## REQUIREMENT
Filter the listing and keep only the lines with the word "打一成语".

* BEGIN *

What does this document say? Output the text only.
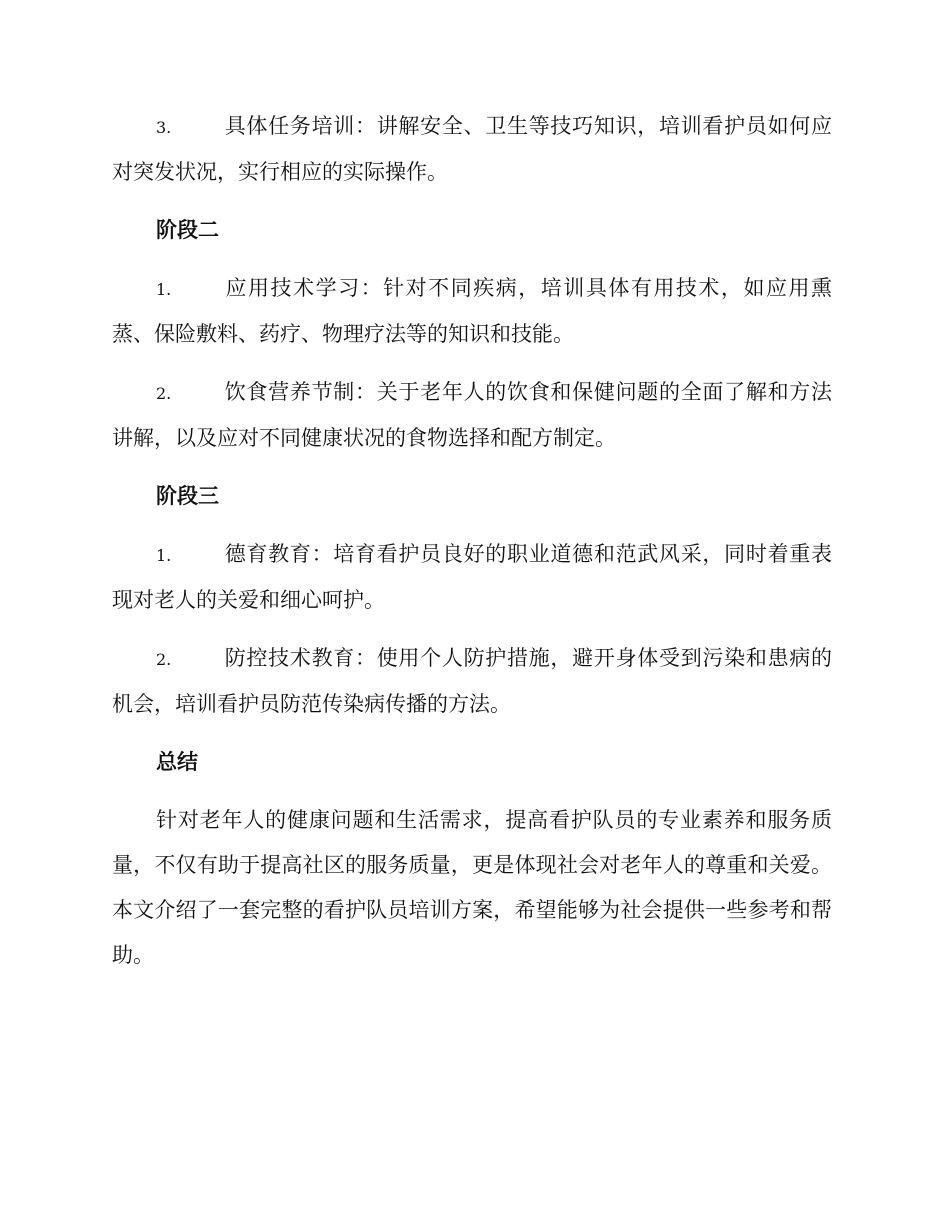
3.	具体任务培训：讲解安全、卫生等技巧知识，培训看护员如何应对突发状况，实行相应的实际操作。

阶段二

1.	应用技术学习：针对不同疾病，培训具体有用技术，如应用熏蒸、保险敷料、药疗、物理疗法等的知识和技能。

2.	饮食营养节制：关于老年人的饮食和保健问题的全面了解和方法讲解，以及应对不同健康状况的食物选择和配方制定。

阶段三

1.	德育教育：培育看护员良好的职业道德和范武风采，同时着重表现对老人的关爱和细心呵护。

2.	防控技术教育：使用个人防护措施，避开身体受到污染和患病的机会，培训看护员防范传染病传播的方法。

总结

针对老年人的健康问题和生活需求，提高看护队员的专业素养和服务质量，不仅有助于提高社区的服务质量，更是体现社会对老年人的尊重和关爱。本文介绍了一套完整的看护队员培训方案，希望能够为社会提供一些参考和帮助。
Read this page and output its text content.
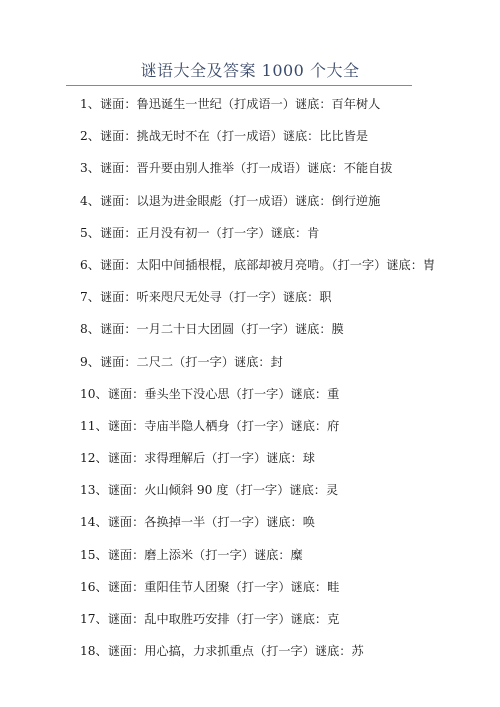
谜语大全及答案 1000 个大全
1、谜面：鲁迅诞生一世纪（打成语一）谜底：百年树人
2、谜面：挑战无时不在（打一成语）谜底：比比皆是
3、谜面：晋升要由别人推举（打一成语）谜底：不能自拔
4、谜面：以退为进金眼彪（打一成语）谜底：倒行逆施
5、谜面：正月没有初一（打一字）谜底：肯
6、谜面：太阳中间插根棍，底部却被月亮啃。（打一字）谜底：胄
7、谜面：听来咫尺无处寻（打一字）谜底：职
8、谜面：一月二十日大团圆（打一字）谜底：膜
9、谜面：二尺二（打一字）谜底：封
10、谜面：垂头坐下没心思（打一字）谜底：重
11、谜面：寺庙半隐人栖身（打一字）谜底：府
12、谜面：求得理解后（打一字）谜底：球
13、谜面：火山倾斜 90 度（打一字）谜底：灵
14、谜面：各换掉一半（打一字）谜底：唤
15、谜面：磨上添米（打一字）谜底：糜
16、谜面：重阳佳节人团聚（打一字）谜底：畦
17、谜面：乱中取胜巧安排（打一字）谜底：克
18、谜面：用心搞，力求抓重点（打一字）谜底：苏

* END *

## COMPLETED EXERCISE
2、谜面：挑战无时不在（打一成语）谜底：比比皆是
3、谜面：晋升要由别人推举（打一成语）谜底：不能自拔
4、谜面：以退为进金眼彪（打一成语）谜底：倒行逆施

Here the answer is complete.